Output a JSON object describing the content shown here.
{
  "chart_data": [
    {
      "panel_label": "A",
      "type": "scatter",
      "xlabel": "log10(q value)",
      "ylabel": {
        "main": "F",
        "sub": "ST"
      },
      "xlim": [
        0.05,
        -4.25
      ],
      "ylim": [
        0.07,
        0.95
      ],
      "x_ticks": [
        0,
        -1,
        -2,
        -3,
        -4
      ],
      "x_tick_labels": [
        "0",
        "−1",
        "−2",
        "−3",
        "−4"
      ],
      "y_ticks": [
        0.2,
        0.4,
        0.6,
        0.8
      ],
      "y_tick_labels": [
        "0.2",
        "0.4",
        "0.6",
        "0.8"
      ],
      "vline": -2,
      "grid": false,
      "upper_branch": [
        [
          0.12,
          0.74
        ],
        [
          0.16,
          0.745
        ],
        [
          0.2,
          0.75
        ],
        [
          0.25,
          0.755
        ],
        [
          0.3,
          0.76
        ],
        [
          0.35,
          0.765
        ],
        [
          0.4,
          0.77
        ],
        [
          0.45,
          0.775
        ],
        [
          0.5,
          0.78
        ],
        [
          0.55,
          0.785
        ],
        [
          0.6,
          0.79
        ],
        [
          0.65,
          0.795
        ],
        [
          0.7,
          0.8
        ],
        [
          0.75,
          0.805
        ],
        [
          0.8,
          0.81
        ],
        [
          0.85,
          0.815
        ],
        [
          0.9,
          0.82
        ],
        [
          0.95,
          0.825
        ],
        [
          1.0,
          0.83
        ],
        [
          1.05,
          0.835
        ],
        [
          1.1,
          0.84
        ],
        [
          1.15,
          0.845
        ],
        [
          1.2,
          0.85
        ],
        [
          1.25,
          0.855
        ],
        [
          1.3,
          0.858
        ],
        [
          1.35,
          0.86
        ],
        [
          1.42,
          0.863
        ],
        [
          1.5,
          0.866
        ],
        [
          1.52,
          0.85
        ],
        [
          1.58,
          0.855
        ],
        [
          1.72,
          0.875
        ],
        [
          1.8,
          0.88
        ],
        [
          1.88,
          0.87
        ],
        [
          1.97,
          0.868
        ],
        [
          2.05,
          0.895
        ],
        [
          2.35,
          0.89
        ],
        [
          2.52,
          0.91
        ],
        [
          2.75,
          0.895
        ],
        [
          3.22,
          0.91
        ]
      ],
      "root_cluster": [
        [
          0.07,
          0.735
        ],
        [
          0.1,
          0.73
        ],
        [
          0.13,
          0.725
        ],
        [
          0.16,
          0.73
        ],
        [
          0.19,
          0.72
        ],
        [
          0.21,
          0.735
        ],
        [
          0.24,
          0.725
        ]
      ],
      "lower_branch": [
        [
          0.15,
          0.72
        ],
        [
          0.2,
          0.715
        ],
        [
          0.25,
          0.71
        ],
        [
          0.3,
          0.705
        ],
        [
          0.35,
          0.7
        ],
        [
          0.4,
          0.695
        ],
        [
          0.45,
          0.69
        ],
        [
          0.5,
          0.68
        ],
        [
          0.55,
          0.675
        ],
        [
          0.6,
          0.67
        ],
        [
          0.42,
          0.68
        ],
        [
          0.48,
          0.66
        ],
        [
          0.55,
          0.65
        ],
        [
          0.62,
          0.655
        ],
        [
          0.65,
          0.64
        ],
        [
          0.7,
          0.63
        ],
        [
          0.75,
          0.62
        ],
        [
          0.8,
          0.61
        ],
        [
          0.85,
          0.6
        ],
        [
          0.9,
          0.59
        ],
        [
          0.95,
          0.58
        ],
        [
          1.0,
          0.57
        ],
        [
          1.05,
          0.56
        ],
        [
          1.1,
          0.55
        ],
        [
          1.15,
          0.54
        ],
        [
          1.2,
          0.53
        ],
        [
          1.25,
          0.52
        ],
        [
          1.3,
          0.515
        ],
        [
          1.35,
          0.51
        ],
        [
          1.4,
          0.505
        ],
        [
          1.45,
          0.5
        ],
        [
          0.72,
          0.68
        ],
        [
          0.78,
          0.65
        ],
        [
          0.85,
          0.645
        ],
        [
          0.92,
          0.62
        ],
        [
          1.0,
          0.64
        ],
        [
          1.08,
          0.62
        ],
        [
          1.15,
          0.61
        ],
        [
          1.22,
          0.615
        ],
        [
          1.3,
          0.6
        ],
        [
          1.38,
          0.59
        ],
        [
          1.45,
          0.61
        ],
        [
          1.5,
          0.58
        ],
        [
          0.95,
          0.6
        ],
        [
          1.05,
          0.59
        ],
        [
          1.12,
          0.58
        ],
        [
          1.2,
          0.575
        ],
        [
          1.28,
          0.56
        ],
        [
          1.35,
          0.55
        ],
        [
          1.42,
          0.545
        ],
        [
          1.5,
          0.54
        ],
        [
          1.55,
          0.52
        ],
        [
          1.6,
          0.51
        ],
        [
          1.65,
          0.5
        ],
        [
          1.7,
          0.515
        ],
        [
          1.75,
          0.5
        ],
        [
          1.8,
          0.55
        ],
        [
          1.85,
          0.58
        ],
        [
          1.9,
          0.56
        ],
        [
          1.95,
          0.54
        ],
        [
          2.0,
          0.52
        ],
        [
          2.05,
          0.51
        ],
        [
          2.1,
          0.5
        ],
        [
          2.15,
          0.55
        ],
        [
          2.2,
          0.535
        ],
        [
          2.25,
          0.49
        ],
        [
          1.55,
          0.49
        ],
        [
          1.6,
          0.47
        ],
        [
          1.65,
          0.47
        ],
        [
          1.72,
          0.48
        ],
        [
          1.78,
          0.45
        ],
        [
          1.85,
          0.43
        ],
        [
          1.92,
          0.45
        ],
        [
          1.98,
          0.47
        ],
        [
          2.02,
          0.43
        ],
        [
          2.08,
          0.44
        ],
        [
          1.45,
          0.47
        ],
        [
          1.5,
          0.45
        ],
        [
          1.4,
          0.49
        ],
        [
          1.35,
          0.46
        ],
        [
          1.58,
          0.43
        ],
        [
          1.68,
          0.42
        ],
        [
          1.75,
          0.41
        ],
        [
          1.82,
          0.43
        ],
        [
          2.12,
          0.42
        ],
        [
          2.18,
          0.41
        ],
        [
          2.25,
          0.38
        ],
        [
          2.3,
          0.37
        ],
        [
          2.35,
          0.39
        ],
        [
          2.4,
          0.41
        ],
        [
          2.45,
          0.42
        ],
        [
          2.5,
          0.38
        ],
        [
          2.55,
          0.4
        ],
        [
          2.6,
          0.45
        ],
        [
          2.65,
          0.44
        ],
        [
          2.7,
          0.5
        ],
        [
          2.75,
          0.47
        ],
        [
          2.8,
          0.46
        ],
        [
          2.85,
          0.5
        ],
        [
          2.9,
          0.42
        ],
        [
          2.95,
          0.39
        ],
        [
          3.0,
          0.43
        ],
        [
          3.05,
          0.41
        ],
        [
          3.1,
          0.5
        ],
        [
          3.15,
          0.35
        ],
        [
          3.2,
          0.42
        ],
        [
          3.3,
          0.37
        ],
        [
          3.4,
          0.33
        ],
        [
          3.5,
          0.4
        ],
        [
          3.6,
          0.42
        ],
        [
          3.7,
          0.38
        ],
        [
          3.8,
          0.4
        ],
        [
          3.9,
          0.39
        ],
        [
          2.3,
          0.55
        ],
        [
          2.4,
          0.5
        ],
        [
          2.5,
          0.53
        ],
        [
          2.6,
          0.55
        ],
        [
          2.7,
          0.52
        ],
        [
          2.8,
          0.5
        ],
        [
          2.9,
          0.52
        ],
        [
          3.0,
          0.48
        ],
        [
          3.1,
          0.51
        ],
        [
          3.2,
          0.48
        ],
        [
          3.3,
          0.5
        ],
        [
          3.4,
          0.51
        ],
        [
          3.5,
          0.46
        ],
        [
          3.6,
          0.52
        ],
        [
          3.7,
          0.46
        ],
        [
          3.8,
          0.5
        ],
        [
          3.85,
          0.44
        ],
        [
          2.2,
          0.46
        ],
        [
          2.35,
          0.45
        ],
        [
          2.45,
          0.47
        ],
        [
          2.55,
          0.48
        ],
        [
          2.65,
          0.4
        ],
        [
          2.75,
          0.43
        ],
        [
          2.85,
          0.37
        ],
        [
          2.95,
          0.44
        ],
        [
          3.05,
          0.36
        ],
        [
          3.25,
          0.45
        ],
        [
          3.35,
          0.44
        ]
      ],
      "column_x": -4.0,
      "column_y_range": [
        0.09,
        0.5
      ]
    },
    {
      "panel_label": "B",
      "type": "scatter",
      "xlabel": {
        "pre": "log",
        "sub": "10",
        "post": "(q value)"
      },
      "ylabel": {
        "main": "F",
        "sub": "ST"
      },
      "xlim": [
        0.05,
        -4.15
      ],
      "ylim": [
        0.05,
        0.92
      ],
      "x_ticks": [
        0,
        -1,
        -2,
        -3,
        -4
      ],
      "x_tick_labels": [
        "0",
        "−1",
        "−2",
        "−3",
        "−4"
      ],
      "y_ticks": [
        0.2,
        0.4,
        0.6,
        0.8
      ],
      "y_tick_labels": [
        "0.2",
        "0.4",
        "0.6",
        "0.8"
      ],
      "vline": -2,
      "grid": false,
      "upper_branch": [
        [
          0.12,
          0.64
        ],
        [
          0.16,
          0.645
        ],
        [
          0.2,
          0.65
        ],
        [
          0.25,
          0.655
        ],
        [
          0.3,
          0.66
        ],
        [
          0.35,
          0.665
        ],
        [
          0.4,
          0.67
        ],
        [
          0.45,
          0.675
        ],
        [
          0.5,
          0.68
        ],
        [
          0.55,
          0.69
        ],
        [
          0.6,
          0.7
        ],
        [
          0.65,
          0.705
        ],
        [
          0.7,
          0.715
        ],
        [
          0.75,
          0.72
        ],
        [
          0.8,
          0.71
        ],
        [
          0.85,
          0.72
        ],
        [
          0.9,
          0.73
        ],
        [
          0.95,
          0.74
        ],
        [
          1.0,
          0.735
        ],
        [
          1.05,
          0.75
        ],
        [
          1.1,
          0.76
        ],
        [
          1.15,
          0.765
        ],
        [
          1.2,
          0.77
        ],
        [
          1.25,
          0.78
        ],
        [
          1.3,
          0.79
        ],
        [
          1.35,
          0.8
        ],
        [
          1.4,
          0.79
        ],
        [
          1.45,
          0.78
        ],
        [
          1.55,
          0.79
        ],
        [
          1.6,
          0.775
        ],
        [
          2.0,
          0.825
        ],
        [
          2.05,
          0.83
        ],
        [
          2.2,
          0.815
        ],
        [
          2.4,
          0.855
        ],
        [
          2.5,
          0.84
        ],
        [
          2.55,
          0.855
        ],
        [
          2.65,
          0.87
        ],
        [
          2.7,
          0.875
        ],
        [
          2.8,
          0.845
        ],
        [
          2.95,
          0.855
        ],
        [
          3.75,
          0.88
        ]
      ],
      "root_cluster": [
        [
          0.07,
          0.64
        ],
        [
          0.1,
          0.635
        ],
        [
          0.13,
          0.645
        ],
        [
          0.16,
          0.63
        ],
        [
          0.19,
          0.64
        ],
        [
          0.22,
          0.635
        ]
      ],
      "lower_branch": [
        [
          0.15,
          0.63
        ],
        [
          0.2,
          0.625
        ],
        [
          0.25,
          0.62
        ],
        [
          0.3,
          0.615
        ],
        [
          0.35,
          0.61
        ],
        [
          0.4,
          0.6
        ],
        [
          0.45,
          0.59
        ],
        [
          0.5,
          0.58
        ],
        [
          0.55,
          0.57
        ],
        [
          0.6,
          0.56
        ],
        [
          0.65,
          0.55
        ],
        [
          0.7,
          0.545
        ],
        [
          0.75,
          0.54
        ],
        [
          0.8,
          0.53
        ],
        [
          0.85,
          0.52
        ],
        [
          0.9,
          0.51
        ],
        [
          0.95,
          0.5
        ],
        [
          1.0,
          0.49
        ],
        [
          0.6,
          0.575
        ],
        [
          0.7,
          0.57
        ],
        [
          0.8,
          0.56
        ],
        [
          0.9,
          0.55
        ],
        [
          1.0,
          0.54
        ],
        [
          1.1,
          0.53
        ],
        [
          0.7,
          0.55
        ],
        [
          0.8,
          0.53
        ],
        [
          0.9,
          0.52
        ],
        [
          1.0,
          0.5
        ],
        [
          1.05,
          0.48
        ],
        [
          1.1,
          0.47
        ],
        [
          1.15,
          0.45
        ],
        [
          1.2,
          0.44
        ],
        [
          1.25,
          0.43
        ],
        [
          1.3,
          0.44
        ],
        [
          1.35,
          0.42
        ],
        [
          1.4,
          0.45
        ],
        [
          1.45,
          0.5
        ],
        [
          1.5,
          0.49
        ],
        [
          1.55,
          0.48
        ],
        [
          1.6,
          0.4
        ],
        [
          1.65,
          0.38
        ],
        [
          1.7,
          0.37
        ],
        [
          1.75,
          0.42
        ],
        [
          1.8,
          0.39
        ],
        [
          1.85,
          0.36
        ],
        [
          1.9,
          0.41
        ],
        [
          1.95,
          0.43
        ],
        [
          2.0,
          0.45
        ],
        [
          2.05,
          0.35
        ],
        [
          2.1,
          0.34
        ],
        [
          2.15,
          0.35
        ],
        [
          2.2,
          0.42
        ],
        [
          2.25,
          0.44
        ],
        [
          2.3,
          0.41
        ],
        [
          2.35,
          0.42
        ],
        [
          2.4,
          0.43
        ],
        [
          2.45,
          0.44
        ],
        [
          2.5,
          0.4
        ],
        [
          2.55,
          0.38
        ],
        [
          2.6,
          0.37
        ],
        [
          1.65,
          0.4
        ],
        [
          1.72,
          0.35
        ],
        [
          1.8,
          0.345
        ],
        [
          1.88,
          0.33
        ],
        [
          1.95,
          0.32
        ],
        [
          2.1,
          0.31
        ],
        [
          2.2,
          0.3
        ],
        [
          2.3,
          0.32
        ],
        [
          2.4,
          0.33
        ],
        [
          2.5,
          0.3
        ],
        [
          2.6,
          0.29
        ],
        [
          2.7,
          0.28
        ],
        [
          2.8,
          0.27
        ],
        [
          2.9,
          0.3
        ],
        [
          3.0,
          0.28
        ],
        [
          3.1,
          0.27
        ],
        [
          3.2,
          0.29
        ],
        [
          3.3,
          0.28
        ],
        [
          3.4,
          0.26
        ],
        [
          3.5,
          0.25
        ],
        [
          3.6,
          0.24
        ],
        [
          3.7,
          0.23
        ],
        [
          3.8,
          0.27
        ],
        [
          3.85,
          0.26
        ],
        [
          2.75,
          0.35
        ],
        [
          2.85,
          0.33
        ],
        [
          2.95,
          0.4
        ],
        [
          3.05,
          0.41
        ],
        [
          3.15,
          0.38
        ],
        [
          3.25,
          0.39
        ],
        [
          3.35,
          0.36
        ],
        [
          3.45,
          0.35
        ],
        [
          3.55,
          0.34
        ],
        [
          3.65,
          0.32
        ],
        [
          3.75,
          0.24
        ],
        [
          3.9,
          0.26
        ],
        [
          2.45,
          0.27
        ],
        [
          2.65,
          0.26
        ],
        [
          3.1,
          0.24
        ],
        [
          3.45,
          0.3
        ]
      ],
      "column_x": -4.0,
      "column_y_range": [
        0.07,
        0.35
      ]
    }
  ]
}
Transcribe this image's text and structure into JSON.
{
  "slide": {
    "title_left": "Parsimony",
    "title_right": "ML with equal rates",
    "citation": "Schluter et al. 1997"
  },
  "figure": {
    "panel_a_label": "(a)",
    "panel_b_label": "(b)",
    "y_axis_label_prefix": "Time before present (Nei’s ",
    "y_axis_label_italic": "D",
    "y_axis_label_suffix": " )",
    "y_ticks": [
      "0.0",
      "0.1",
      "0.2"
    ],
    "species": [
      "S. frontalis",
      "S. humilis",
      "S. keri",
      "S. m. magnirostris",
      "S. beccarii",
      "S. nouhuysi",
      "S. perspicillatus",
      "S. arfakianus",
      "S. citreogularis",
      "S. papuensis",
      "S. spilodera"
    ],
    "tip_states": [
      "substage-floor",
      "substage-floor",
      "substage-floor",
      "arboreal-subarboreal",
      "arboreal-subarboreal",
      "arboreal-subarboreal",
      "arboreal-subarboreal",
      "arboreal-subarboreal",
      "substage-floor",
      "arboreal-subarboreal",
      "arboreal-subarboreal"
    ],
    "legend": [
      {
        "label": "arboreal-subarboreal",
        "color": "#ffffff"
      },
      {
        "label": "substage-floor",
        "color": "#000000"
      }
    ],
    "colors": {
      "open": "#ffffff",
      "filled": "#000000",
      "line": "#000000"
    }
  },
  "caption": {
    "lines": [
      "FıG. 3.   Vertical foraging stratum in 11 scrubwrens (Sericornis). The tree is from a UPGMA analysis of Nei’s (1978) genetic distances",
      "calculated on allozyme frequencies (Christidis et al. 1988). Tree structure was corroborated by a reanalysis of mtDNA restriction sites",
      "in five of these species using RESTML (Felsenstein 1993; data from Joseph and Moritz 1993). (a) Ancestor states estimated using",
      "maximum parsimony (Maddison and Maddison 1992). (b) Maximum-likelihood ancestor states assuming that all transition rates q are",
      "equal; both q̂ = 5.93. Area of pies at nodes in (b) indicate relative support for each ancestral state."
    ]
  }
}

· · ·

Reproduce only the lines between the line containing "Transcribe this image's" and the last line of the records, those two lines included, exactly.

Transcribe this image's text and structure into JSON.
{
  "slide": {
    "title_left": "Parsimony",
    "title_right": "ML with equal rates",
    "citation": "Schluter et al. 1997"
  },
  "figure": {
    "panel_a_label": "(a)",
    "panel_b_label": "(b)",
    "y_axis_label_prefix": "Time before present (Nei’s ",
    "y_axis_label_italic": "D",
    "y_axis_label_suffix": " )",
    "y_ticks": [
      "0.0",
      "0.1",
      "0.2"
    ],
    "species": [
      "S. frontalis",
      "S. humilis",
      "S. keri",
      "S. m. magnirostris",
      "S. beccarii",
      "S. nouhuysi",
      "S. perspicillatus",
      "S. arfakianus",
      "S. citreogularis",
      "S. papuensis",
      "S. spilodera"
    ],
    "tip_states": [
      "substage-floor",
      "substage-floor",
      "substage-floor",
      "arboreal-subarboreal",
      "arboreal-subarboreal",
      "arboreal-subarboreal",
      "arboreal-subarboreal",
      "arboreal-subarboreal",
      "substage-floor",
      "arboreal-subarboreal",
      "arboreal-subarboreal"
    ],
    "legend": [
      {
        "label": "arboreal-subarboreal",
        "color": "#ffffff"
      },
      {
        "label": "substage-floor",
        "color": "#000000"
      }
    ],
    "colors": {
      "open": "#ffffff",
      "filled": "#000000",
      "line": "#000000"
    }
  },
  "caption": {
    "lines": [
      "FıG. 3.   Vertical foraging stratum in 11 scrubwrens (Sericornis). The tree is from a UPGMA analysis of Nei’s (1978) genetic distances",
      "calculated on allozyme frequencies (Christidis et al. 1988). Tree structure was corroborated by a reanalysis of mtDNA restriction sites",
      "in five of these species using RESTML (Felsenstein 1993; data from Joseph and Moritz 1993). (a) Ancestor states estimated using",
      "maximum parsimony (Maddison and Maddison 1992). (b) Maximum-likelihood ancestor states assuming that all transition rates q are",
      "equal; both q̂ = 5.93. Area of pies at nodes in (b) indicate relative support for each ancestral state."
    ]
  }
}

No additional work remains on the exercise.